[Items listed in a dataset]

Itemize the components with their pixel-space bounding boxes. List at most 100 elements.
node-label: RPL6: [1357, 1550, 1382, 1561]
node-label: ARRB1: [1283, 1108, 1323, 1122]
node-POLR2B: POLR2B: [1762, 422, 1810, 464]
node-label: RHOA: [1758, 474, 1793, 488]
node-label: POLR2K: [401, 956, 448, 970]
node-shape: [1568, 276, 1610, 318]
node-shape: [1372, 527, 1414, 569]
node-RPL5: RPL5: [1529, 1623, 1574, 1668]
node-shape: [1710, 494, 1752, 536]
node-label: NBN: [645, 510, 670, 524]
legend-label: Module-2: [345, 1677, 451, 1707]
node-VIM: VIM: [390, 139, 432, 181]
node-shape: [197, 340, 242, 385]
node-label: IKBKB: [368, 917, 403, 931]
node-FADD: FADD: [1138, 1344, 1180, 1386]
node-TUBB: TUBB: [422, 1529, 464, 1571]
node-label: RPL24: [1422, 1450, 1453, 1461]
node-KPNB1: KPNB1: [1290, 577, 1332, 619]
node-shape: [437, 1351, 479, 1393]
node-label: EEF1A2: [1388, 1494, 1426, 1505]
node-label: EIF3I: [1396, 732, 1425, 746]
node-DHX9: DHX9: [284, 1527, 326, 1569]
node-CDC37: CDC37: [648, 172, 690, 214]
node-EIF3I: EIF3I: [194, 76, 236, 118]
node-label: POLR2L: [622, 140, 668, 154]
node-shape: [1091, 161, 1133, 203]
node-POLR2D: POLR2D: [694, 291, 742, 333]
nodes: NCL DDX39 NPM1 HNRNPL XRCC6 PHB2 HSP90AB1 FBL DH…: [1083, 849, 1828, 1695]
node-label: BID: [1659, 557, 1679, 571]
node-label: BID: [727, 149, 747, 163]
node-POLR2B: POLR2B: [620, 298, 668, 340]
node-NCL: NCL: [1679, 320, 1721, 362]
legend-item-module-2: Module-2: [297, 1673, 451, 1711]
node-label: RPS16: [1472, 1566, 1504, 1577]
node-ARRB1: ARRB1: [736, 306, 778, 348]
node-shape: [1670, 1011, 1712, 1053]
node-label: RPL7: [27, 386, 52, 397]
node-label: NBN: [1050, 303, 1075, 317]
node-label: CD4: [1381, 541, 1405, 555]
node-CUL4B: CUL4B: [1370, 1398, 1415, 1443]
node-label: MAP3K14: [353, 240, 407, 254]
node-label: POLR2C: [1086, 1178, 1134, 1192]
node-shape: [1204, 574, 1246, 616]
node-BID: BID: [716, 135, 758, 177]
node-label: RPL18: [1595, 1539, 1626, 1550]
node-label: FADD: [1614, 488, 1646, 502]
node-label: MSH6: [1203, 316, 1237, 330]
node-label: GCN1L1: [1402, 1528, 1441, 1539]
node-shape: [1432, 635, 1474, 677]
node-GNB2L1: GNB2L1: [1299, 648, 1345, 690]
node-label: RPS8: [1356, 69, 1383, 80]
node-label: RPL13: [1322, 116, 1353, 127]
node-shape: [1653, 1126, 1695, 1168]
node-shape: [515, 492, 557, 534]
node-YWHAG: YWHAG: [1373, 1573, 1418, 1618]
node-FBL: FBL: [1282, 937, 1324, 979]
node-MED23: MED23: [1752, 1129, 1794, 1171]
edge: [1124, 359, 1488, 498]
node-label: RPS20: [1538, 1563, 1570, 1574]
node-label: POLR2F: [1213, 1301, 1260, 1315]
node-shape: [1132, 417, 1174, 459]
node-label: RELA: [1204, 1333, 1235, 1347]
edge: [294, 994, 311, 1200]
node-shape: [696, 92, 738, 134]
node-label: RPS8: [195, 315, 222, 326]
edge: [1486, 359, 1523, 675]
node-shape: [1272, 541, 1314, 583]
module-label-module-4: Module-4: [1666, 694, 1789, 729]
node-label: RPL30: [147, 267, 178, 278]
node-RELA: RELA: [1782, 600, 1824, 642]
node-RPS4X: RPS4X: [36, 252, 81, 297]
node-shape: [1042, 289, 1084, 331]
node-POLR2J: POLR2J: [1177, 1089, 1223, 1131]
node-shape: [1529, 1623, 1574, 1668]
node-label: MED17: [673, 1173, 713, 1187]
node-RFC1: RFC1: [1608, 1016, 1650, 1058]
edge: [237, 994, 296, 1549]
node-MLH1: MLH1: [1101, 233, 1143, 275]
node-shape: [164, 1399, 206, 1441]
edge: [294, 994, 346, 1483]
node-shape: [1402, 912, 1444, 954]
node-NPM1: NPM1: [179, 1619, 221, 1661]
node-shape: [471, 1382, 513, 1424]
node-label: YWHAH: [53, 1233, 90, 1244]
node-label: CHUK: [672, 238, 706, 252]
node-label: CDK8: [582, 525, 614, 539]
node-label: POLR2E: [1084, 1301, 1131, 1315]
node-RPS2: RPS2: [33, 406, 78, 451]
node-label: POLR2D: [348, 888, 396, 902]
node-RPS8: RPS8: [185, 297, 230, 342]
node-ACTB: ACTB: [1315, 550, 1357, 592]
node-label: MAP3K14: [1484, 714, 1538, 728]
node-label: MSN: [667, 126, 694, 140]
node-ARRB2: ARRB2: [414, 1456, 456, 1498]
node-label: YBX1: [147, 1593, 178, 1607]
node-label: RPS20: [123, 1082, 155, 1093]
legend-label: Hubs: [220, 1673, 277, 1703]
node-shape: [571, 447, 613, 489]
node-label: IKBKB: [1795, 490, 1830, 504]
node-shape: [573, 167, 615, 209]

### WRITTEN EXERCISE
Reproduce each line of the data above verbatim, covering all of the data.

### WRITTEN SOLUTION
Itemize the components with their pixel-space bounding boxes. List at most 100 elements.
node-label: RPL6: [1357, 1550, 1382, 1561]
node-label: ARRB1: [1283, 1108, 1323, 1122]
node-POLR2B: POLR2B: [1762, 422, 1810, 464]
node-label: RHOA: [1758, 474, 1793, 488]
node-label: POLR2K: [401, 956, 448, 970]
node-shape: [1568, 276, 1610, 318]
node-shape: [1372, 527, 1414, 569]
node-RPL5: RPL5: [1529, 1623, 1574, 1668]
node-shape: [1710, 494, 1752, 536]
node-label: NBN: [645, 510, 670, 524]
legend-label: Module-2: [345, 1677, 451, 1707]
node-VIM: VIM: [390, 139, 432, 181]
node-shape: [197, 340, 242, 385]
node-label: IKBKB: [368, 917, 403, 931]
node-FADD: FADD: [1138, 1344, 1180, 1386]
node-TUBB: TUBB: [422, 1529, 464, 1571]
node-label: RPL24: [1422, 1450, 1453, 1461]
node-KPNB1: KPNB1: [1290, 577, 1332, 619]
node-shape: [437, 1351, 479, 1393]
node-label: EEF1A2: [1388, 1494, 1426, 1505]
node-label: EIF3I: [1396, 732, 1425, 746]
node-DHX9: DHX9: [284, 1527, 326, 1569]
node-CDC37: CDC37: [648, 172, 690, 214]
node-EIF3I: EIF3I: [194, 76, 236, 118]
node-label: POLR2L: [622, 140, 668, 154]
node-shape: [1091, 161, 1133, 203]
node-POLR2D: POLR2D: [694, 291, 742, 333]
nodes: NCL DDX39 NPM1 HNRNPL XRCC6 PHB2 HSP90AB1 FBL DH…: [1083, 849, 1828, 1695]
node-label: BID: [1659, 557, 1679, 571]
node-label: BID: [727, 149, 747, 163]
node-POLR2B: POLR2B: [620, 298, 668, 340]
node-NCL: NCL: [1679, 320, 1721, 362]
legend-item-module-2: Module-2: [297, 1673, 451, 1711]
node-label: RPS16: [1472, 1566, 1504, 1577]
node-ARRB1: ARRB1: [736, 306, 778, 348]
node-shape: [1670, 1011, 1712, 1053]
node-label: RPL7: [27, 386, 52, 397]
node-label: NBN: [1050, 303, 1075, 317]
node-label: CD4: [1381, 541, 1405, 555]
node-CUL4B: CUL4B: [1370, 1398, 1415, 1443]
node-label: MAP3K14: [353, 240, 407, 254]
node-label: POLR2C: [1086, 1178, 1134, 1192]
node-shape: [1204, 574, 1246, 616]
node-BID: BID: [716, 135, 758, 177]
node-label: RPL18: [1595, 1539, 1626, 1550]
node-label: FADD: [1614, 488, 1646, 502]
node-label: MSH6: [1203, 316, 1237, 330]
node-label: GCN1L1: [1402, 1528, 1441, 1539]
node-shape: [1432, 635, 1474, 677]
node-GNB2L1: GNB2L1: [1299, 648, 1345, 690]
node-label: RPS8: [1356, 69, 1383, 80]
node-label: RPL13: [1322, 116, 1353, 127]
node-shape: [1653, 1126, 1695, 1168]
node-shape: [515, 492, 557, 534]
node-YWHAG: YWHAG: [1373, 1573, 1418, 1618]
node-FBL: FBL: [1282, 937, 1324, 979]
node-MED23: MED23: [1752, 1129, 1794, 1171]
edge: [1124, 359, 1488, 498]
node-label: RPS20: [1538, 1563, 1570, 1574]
node-label: POLR2F: [1213, 1301, 1260, 1315]
node-shape: [1132, 417, 1174, 459]
node-label: RELA: [1204, 1333, 1235, 1347]
edge: [294, 994, 311, 1200]
node-shape: [696, 92, 738, 134]
node-label: RPS8: [195, 315, 222, 326]
edge: [1486, 359, 1523, 675]
node-shape: [1272, 541, 1314, 583]
module-label-module-4: Module-4: [1666, 694, 1789, 729]
node-label: RPL30: [147, 267, 178, 278]
node-RELA: RELA: [1782, 600, 1824, 642]
node-RPS4X: RPS4X: [36, 252, 81, 297]
node-shape: [1042, 289, 1084, 331]
node-POLR2J: POLR2J: [1177, 1089, 1223, 1131]
node-shape: [1529, 1623, 1574, 1668]
node-label: MED17: [673, 1173, 713, 1187]
node-RFC1: RFC1: [1608, 1016, 1650, 1058]
edge: [237, 994, 296, 1549]
node-MLH1: MLH1: [1101, 233, 1143, 275]
node-shape: [164, 1399, 206, 1441]
edge: [294, 994, 346, 1483]
node-shape: [1402, 912, 1444, 954]
node-NPM1: NPM1: [179, 1619, 221, 1661]
node-shape: [471, 1382, 513, 1424]
node-label: YWHAH: [53, 1233, 90, 1244]
node-label: CHUK: [672, 238, 706, 252]
node-label: CDK8: [582, 525, 614, 539]
node-label: POLR2E: [1084, 1301, 1131, 1315]
node-RPS2: RPS2: [33, 406, 78, 451]
node-label: POLR2D: [348, 888, 396, 902]
node-RPS8: RPS8: [185, 297, 230, 342]
node-ACTB: ACTB: [1315, 550, 1357, 592]
node-label: MAP3K14: [1484, 714, 1538, 728]
node-label: MSN: [667, 126, 694, 140]
node-ARRB2: ARRB2: [414, 1456, 456, 1498]
node-label: YBX1: [147, 1593, 178, 1607]
node-label: RPS20: [123, 1082, 155, 1093]
legend-label: Hubs: [220, 1673, 277, 1703]
node-shape: [571, 447, 613, 489]
node-label: IKBKB: [1795, 490, 1830, 504]
node-shape: [573, 167, 615, 209]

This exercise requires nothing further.